___ Data to process ___
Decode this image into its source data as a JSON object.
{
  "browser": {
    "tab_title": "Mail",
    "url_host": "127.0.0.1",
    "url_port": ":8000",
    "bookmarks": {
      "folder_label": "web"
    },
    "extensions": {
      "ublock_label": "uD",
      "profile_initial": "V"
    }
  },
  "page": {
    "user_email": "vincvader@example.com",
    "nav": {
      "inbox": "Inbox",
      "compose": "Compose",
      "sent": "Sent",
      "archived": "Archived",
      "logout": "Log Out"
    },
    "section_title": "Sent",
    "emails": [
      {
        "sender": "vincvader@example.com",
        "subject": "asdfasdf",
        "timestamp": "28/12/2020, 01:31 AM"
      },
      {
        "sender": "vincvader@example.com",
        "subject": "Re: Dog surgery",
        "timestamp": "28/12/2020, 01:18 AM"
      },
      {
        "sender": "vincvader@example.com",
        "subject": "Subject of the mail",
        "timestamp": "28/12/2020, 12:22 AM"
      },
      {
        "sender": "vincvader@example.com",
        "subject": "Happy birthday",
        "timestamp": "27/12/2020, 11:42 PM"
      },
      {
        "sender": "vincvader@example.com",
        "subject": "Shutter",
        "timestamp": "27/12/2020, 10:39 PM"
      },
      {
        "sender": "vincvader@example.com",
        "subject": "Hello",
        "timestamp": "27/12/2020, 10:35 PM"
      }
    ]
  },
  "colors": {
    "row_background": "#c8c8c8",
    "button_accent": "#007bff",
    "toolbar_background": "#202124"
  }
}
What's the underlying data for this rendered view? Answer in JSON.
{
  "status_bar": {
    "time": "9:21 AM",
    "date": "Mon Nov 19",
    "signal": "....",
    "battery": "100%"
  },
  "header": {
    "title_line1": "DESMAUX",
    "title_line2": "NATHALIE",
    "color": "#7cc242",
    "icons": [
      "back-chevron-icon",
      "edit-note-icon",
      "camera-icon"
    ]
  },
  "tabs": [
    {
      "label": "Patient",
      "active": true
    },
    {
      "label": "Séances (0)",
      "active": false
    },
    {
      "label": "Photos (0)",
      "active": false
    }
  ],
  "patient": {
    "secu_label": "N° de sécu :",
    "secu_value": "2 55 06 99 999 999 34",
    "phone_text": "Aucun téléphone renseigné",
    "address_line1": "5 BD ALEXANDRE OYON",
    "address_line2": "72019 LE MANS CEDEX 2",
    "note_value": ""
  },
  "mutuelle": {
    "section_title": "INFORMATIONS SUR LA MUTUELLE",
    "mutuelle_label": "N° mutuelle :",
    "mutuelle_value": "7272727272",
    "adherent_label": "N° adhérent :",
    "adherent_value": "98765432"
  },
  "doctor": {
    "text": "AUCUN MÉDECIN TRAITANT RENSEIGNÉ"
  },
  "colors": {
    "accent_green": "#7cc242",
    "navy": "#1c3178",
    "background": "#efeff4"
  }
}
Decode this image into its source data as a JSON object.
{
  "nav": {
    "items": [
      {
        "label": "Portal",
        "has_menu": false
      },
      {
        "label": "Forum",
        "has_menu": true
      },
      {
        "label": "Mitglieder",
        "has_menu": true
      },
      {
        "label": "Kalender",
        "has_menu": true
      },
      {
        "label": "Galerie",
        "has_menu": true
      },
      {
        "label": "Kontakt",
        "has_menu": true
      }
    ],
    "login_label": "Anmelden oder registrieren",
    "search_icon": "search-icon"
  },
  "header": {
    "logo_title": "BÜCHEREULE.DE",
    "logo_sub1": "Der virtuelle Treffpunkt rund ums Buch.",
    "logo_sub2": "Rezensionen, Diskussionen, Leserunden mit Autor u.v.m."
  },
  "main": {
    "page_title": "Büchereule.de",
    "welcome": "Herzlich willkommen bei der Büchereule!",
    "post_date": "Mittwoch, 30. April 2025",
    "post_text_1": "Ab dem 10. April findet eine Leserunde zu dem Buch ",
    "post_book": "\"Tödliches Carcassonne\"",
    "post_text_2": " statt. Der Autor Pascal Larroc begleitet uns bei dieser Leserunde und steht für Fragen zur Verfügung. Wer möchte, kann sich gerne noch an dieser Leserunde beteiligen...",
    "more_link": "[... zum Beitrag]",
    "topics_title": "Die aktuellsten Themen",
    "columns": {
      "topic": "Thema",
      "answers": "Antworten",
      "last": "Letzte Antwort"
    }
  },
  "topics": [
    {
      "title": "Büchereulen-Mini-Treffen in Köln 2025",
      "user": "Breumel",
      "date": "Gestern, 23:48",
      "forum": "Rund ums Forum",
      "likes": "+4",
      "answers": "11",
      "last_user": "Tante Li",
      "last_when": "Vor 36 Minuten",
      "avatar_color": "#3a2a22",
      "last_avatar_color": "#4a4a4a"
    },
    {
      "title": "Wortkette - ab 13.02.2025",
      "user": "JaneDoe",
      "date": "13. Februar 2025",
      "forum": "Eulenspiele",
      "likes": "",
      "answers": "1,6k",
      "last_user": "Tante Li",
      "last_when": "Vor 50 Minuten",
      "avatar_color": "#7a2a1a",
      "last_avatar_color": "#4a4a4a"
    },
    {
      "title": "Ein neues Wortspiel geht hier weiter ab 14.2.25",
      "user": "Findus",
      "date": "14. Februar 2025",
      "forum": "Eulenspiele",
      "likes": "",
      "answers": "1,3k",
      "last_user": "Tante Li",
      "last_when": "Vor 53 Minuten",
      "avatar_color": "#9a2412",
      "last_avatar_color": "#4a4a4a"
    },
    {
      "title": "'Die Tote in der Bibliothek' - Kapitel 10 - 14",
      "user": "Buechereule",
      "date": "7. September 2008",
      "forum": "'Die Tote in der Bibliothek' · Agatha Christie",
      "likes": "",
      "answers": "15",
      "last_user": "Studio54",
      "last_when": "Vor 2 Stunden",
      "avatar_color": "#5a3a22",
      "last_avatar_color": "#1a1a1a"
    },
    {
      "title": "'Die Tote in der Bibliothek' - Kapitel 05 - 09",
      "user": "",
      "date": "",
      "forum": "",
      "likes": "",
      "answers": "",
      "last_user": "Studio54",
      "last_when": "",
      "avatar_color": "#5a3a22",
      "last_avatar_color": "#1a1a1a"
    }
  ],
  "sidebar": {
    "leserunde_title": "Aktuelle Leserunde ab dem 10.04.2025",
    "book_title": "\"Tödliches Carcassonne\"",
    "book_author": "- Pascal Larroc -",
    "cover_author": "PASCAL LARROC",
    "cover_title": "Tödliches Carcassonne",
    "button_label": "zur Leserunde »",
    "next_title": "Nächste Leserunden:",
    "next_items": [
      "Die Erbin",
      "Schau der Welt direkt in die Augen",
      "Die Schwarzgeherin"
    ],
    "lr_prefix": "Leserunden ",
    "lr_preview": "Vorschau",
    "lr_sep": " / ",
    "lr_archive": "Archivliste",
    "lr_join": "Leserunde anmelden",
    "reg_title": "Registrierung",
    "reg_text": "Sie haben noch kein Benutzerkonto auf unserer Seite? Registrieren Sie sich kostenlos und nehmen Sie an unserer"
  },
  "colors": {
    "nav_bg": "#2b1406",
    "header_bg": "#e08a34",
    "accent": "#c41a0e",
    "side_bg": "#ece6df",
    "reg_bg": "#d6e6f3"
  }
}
___
### Objective
Using the entries above, find all lines with "noch". Copy them.

### Solution to the problem
    "post_text_2": " statt. Der Autor Pascal Larroc begleitet uns bei dieser Leserunde und steht für Fragen zur Verfügung. Wer möchte, kann sich gerne noch an dieser Leserunde beteiligen...",
    "reg_text": "Sie haben noch kein Benutzerkonto auf unserer Seite? Registrieren Sie sich kostenlos und nehmen Sie an unserer"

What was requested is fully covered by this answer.